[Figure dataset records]
((
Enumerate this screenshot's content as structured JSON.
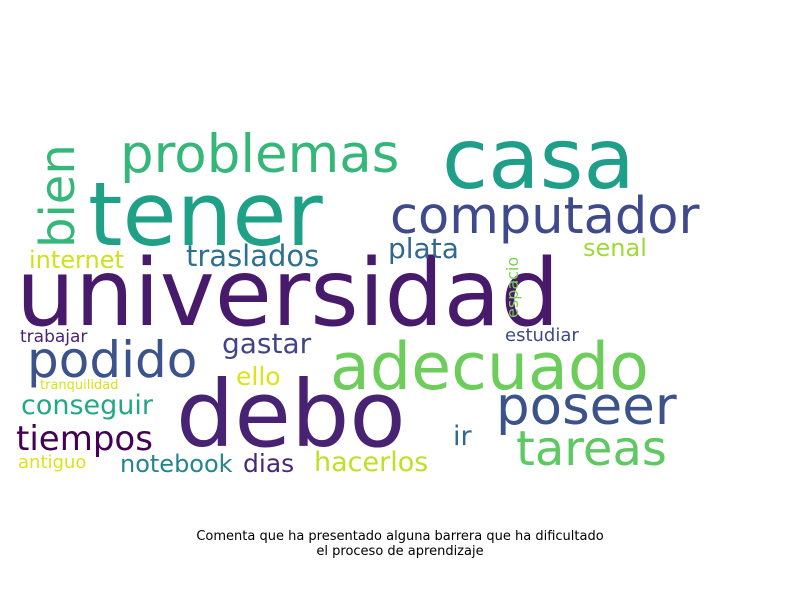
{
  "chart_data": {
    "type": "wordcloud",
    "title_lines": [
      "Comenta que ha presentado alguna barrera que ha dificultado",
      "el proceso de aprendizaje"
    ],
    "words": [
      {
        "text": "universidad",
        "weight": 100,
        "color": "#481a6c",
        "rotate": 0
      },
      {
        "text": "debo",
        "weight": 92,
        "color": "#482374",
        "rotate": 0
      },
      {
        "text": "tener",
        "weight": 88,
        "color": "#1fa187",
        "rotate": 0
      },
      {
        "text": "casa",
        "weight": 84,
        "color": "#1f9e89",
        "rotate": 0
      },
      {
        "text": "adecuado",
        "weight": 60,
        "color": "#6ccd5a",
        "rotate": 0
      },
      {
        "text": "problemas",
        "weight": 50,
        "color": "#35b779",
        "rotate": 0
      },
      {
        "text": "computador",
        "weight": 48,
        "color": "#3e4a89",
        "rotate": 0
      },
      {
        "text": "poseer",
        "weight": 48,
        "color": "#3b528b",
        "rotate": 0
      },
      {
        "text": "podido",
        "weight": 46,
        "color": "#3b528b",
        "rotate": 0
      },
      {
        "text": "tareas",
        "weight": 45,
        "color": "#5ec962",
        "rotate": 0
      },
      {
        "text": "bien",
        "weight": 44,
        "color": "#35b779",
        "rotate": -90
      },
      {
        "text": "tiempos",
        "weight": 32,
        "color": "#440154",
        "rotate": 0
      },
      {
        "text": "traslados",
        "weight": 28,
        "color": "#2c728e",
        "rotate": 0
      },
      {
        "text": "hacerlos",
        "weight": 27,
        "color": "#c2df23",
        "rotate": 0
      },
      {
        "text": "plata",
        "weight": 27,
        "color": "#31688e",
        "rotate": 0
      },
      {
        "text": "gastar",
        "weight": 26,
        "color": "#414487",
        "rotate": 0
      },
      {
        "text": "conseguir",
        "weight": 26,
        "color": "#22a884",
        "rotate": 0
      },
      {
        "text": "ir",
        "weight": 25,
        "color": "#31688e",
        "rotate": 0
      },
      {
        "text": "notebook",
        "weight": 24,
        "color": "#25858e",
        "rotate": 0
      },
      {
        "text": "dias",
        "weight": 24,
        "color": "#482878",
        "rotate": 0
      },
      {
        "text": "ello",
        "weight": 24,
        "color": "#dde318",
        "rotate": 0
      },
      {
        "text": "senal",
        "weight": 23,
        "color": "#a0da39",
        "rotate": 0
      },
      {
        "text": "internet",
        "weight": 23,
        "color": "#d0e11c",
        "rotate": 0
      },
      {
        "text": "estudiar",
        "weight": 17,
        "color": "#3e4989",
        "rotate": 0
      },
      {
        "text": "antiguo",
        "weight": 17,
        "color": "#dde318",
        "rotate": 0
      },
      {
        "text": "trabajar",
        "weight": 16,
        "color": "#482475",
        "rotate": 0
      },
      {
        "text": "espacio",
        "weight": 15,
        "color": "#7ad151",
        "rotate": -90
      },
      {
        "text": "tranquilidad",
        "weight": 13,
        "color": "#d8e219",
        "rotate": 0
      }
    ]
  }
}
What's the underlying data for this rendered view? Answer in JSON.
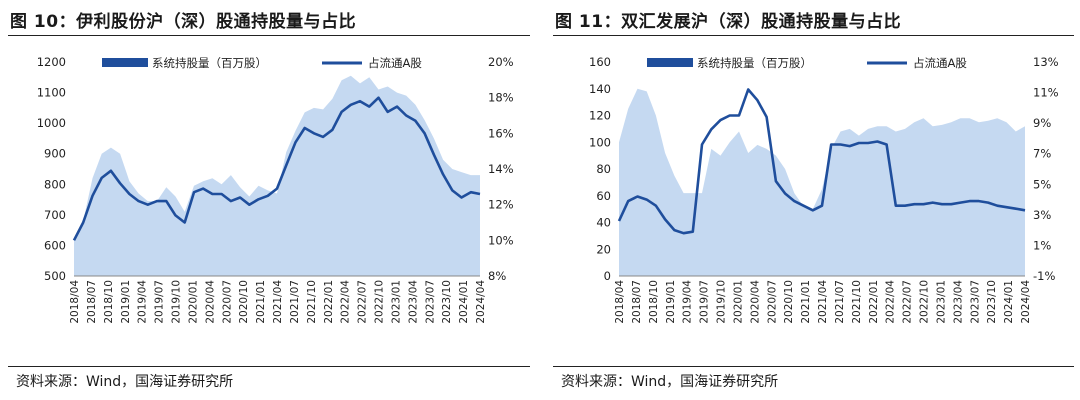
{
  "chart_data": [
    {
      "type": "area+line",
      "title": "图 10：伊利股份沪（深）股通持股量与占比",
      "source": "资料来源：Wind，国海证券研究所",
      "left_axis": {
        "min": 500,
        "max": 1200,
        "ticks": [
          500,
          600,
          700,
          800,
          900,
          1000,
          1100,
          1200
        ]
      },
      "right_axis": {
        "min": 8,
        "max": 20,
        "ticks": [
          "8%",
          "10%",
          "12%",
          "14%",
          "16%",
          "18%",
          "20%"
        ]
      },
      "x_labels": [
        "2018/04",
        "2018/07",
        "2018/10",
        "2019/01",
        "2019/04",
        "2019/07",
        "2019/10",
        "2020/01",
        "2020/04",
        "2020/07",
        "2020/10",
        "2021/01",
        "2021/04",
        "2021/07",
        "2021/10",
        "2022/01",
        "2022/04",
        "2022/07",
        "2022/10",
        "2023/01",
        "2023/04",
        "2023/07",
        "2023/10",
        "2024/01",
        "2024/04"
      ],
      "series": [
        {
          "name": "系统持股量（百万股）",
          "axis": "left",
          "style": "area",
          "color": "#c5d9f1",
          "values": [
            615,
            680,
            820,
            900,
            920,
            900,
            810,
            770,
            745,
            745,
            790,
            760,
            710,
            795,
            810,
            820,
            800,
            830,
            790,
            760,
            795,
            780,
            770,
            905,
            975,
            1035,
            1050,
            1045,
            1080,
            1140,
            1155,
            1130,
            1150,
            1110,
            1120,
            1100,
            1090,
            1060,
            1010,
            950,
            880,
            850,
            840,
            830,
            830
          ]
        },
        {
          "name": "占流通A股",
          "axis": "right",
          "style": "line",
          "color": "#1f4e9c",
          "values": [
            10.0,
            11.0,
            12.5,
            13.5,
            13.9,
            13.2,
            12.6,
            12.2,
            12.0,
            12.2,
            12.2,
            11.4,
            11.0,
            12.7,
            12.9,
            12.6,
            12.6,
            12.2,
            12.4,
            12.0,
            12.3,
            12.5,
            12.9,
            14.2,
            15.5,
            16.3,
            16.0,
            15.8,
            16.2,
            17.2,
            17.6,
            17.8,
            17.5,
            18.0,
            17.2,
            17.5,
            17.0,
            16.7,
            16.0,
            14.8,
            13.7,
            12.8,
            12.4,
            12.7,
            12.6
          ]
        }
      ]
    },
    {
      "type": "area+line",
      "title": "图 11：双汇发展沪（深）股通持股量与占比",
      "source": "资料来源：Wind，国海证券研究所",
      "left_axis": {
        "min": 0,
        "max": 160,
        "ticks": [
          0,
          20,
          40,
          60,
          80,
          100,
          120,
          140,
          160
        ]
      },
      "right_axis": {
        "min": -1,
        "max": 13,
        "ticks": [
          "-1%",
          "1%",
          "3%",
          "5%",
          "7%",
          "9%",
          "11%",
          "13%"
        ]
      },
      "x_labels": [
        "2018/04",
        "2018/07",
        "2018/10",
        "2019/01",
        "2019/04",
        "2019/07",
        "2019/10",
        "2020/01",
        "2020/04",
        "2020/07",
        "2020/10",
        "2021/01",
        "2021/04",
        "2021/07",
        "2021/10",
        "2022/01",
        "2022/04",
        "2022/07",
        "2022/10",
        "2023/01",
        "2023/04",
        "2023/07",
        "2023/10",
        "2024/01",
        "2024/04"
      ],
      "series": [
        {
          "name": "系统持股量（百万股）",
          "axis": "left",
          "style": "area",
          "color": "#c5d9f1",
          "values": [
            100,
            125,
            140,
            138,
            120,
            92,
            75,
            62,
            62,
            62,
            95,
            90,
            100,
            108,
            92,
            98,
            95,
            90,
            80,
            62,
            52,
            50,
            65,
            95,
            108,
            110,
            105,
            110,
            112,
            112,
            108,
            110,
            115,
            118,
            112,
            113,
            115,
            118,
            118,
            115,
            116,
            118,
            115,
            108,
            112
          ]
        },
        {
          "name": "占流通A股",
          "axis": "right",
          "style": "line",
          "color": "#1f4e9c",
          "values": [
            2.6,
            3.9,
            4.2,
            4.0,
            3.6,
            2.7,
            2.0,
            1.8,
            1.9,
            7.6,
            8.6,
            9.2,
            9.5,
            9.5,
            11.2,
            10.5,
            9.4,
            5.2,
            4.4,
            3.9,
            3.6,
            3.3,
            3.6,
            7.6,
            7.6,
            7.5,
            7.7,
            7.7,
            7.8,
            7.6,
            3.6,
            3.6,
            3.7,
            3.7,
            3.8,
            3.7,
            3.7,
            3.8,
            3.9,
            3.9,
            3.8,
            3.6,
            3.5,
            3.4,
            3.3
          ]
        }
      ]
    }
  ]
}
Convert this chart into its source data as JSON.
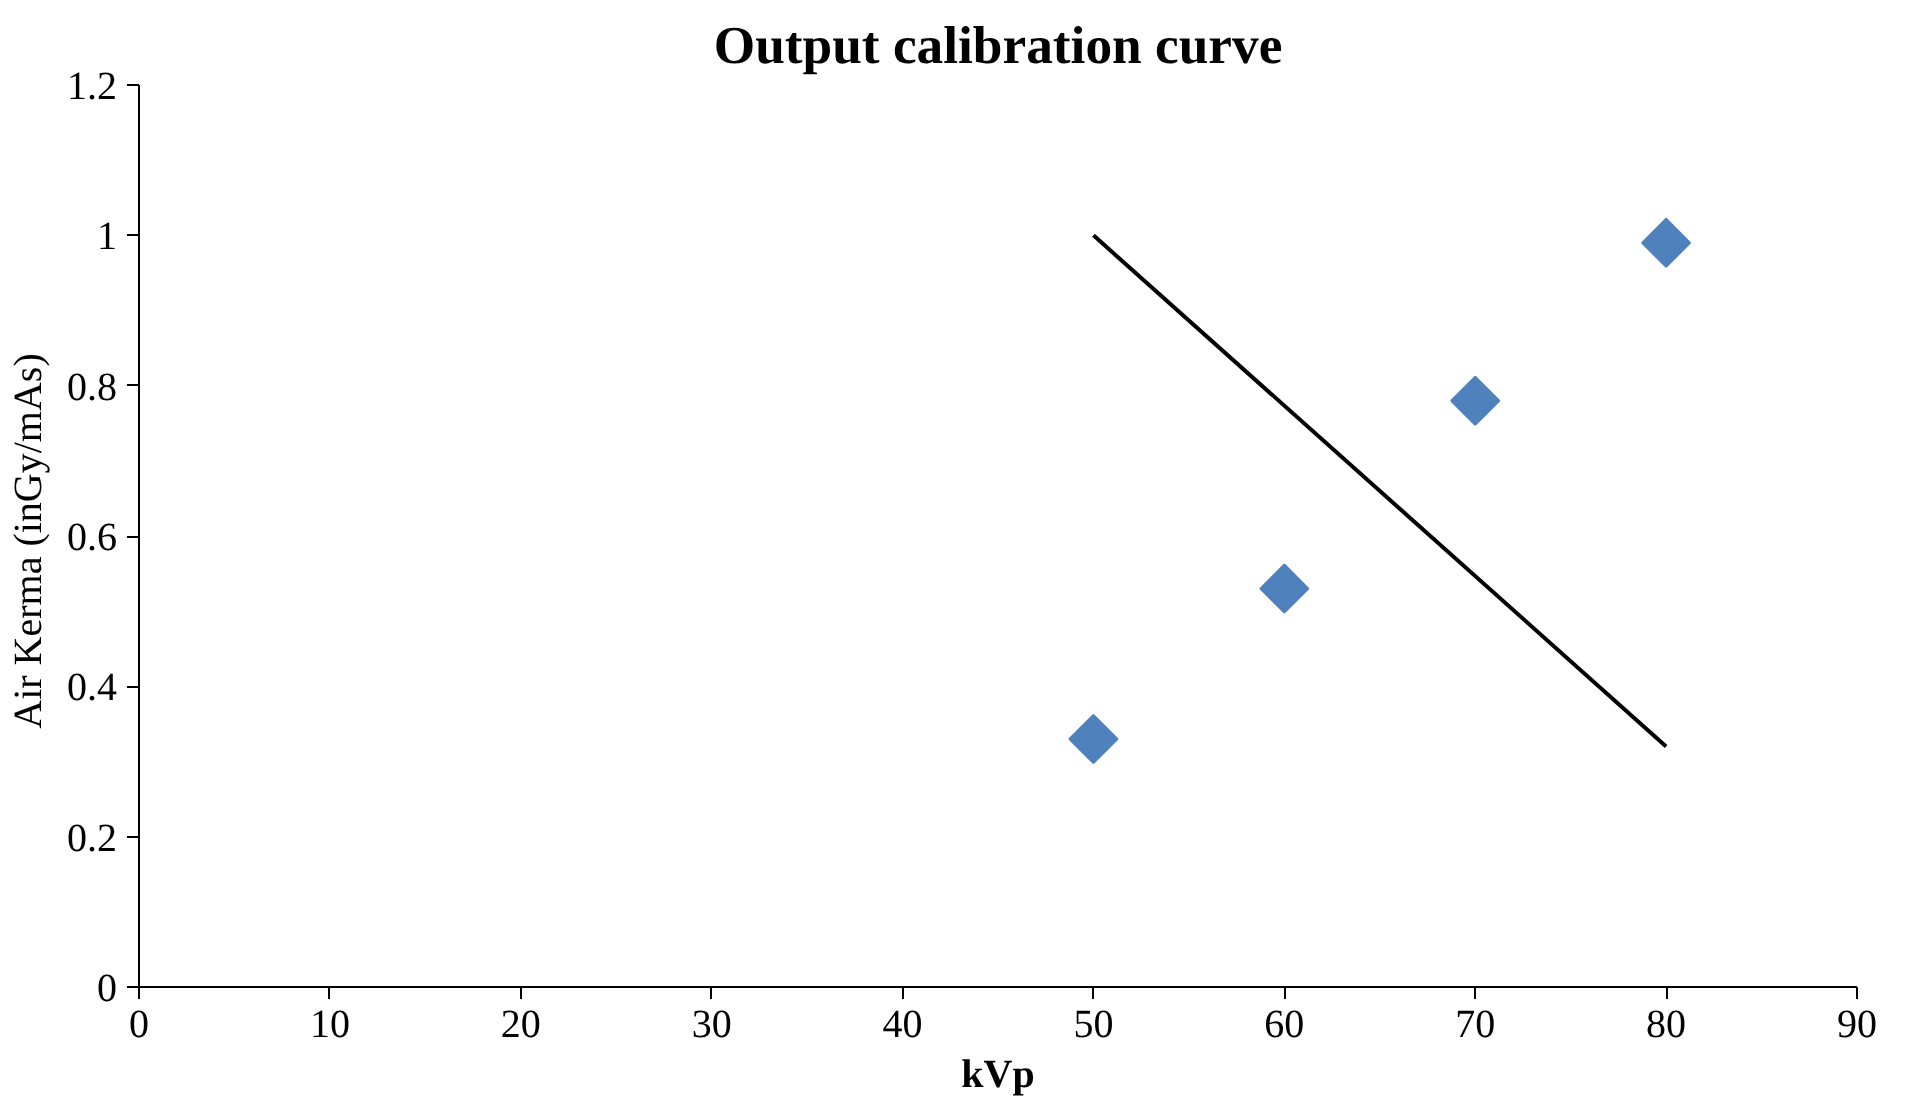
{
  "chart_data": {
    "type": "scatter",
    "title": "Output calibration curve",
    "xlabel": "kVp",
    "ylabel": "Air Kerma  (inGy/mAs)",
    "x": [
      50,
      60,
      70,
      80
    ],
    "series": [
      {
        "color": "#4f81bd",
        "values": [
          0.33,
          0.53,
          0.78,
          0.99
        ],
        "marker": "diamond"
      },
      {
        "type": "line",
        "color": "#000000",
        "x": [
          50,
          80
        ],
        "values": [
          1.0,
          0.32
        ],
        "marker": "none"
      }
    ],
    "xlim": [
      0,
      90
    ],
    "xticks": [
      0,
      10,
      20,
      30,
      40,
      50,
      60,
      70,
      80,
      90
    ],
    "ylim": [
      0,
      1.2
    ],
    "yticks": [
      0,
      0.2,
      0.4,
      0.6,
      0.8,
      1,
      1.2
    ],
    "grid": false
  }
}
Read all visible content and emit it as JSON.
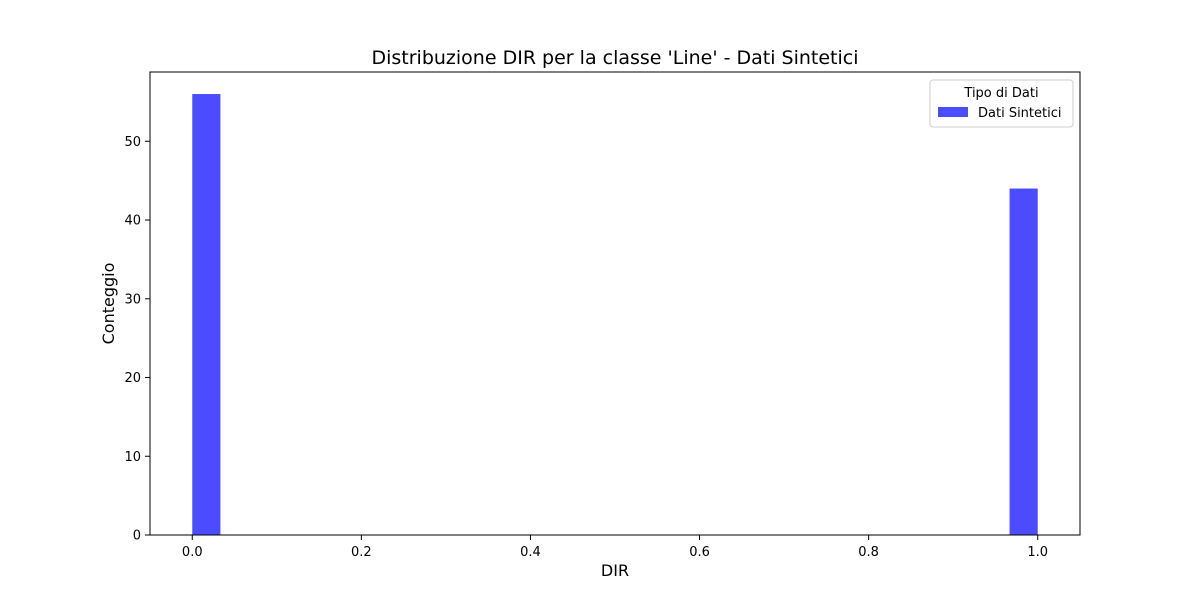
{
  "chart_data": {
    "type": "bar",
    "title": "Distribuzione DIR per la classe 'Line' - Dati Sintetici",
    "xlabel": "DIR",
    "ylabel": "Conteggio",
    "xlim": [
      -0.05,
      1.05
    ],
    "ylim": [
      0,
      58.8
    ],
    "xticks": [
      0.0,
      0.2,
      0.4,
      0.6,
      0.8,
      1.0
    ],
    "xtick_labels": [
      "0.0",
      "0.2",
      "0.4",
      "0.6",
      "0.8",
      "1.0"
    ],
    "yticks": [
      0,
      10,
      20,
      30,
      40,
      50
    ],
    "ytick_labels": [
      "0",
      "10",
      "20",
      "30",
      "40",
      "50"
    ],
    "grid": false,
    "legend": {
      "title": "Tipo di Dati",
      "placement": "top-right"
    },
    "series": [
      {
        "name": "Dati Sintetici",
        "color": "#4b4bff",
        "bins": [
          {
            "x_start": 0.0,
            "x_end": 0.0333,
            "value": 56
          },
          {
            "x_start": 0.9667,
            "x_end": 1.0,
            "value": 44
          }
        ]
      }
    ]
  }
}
))
#### STATED PROBLEM:
Using the data above, copy each line that contains "ylabel".

#### THE ANSWER:
    "ylabel": "Air Kerma  (inGy/mAs)",
    "ylabel": "Conteggio",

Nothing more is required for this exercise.